● **SHORT TASK**
Pick out all lines of the entries that include the word "future" and copy them.
[Start of DATA PROVIDED]
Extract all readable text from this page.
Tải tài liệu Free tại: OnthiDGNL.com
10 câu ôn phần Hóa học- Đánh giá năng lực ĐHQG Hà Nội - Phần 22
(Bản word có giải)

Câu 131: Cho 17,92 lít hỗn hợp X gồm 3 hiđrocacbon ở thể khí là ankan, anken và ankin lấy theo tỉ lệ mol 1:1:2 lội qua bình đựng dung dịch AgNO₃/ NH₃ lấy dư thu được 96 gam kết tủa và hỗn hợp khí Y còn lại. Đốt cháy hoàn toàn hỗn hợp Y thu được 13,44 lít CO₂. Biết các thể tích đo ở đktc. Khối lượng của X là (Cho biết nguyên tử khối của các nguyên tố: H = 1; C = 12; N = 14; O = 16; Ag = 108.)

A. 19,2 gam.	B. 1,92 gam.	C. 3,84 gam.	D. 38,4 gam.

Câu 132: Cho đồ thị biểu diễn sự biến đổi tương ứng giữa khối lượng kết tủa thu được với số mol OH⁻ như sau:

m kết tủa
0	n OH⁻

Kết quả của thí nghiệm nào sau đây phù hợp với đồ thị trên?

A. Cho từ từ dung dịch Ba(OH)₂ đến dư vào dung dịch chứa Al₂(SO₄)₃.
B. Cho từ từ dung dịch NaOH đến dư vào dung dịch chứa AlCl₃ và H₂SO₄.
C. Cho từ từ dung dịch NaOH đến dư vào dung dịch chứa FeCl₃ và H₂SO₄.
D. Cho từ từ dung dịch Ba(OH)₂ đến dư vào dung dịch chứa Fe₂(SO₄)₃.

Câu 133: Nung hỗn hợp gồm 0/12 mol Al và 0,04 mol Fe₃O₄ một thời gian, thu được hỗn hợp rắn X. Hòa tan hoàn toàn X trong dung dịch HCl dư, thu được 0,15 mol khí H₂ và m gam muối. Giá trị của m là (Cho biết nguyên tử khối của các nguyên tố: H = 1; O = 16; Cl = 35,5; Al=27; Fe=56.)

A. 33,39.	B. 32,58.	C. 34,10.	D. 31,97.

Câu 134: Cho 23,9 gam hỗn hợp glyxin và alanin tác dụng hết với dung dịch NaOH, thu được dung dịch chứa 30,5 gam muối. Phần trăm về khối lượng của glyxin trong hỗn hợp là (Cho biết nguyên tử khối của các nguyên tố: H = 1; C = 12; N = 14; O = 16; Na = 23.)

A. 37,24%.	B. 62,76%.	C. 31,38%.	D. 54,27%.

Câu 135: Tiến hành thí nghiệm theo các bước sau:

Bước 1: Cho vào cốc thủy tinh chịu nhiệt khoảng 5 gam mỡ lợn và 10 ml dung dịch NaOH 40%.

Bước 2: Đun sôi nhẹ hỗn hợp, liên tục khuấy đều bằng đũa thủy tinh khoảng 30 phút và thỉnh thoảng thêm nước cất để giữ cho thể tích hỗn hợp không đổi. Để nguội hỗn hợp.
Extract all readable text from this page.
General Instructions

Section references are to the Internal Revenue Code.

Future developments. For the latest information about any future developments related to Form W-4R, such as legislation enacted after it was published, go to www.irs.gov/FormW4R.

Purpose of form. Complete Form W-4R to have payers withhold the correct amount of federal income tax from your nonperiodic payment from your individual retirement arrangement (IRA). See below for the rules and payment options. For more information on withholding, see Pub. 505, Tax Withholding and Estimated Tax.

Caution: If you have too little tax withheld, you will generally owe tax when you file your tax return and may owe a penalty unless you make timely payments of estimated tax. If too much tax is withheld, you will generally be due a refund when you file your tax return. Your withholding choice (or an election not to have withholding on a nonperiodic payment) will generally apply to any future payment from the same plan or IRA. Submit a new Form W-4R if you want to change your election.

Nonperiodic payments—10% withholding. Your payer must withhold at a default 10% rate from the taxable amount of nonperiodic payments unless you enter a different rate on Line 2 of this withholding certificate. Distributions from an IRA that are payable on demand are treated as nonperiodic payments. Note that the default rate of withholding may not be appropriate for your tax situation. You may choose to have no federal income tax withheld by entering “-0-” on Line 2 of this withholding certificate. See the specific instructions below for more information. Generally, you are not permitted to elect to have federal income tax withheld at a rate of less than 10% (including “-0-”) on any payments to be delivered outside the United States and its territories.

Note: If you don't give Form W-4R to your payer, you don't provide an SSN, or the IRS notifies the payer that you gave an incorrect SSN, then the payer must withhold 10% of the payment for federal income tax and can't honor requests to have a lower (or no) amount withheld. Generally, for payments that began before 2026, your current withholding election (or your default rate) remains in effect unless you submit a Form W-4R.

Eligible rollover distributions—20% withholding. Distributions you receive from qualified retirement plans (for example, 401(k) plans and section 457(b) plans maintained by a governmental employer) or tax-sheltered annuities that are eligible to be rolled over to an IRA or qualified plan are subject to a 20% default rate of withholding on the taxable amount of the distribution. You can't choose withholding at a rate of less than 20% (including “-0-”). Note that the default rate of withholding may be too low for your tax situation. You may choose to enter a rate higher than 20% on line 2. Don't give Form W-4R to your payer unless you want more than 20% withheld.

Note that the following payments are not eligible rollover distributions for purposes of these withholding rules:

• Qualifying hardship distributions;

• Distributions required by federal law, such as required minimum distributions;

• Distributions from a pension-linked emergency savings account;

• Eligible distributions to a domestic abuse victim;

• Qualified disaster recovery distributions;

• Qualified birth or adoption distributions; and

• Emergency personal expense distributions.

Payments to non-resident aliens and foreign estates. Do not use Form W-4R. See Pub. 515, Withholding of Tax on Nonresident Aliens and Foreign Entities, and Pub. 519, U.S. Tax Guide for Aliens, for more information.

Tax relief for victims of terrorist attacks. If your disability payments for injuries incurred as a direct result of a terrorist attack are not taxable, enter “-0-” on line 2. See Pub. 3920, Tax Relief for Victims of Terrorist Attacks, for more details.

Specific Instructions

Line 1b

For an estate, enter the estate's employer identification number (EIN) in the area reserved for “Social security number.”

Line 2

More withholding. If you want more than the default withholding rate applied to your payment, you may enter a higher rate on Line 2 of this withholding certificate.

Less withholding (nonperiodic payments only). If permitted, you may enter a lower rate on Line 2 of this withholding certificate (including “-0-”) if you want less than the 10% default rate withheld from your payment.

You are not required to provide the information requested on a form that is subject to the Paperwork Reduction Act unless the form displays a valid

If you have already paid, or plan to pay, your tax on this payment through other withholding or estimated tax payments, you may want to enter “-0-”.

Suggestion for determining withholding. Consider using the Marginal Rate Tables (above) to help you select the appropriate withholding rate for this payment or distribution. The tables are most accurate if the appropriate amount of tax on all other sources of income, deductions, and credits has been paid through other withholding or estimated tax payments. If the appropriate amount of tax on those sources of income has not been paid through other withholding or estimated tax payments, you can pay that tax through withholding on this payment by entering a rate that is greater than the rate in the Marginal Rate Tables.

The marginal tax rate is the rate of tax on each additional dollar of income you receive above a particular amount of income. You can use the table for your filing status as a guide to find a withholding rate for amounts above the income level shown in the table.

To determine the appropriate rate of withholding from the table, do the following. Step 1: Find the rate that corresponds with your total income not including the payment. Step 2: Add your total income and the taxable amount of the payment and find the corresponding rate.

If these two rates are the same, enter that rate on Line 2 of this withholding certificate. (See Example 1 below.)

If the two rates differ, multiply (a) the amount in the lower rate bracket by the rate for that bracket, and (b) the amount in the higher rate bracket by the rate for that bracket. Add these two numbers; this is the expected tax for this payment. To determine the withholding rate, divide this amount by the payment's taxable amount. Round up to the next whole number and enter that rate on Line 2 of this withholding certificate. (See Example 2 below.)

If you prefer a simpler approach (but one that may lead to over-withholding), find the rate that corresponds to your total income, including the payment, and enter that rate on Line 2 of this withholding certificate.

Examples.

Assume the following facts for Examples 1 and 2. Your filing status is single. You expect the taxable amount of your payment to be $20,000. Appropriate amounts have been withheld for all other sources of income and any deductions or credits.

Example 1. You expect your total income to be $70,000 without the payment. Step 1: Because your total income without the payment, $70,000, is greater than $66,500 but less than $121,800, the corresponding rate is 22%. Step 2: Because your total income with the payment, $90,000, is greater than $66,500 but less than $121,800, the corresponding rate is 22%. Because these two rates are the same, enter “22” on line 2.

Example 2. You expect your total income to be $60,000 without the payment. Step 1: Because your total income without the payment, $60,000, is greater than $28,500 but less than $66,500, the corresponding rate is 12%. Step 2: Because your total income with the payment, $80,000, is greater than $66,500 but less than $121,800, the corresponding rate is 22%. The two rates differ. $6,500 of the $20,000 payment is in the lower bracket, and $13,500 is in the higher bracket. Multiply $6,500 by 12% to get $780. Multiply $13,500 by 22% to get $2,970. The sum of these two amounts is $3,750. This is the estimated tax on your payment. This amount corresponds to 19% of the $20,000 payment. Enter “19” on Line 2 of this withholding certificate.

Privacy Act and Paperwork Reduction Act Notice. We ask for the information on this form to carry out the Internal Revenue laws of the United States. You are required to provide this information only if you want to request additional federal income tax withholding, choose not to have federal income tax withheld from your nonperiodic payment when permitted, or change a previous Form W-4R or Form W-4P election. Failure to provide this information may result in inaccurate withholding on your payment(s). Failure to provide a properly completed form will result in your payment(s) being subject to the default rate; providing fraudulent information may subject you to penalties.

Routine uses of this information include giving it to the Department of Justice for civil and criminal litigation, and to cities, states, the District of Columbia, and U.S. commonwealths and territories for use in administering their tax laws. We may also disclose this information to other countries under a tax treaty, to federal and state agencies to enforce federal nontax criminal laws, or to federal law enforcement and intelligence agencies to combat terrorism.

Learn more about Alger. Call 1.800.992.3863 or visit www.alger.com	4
[End of DATA PROVIDED]
● **SOLUTION BELOW**
Future developments. For the latest information about any future developments related to Form W-4R, such as legislation enacted after it was published, go to www.irs.gov/FormW4R.
Caution: If you have too little tax withheld, you will generally owe tax when you file your tax return and may owe a penalty unless you make timely payments of estimated tax. If too much tax is withheld, you will generally be due a refund when you file your tax return. Your withholding choice (or an election not to have withholding on a nonperiodic payment) will generally apply to any future payment from the same plan or IRA. Submit a new Form W-4R if you want to change your election.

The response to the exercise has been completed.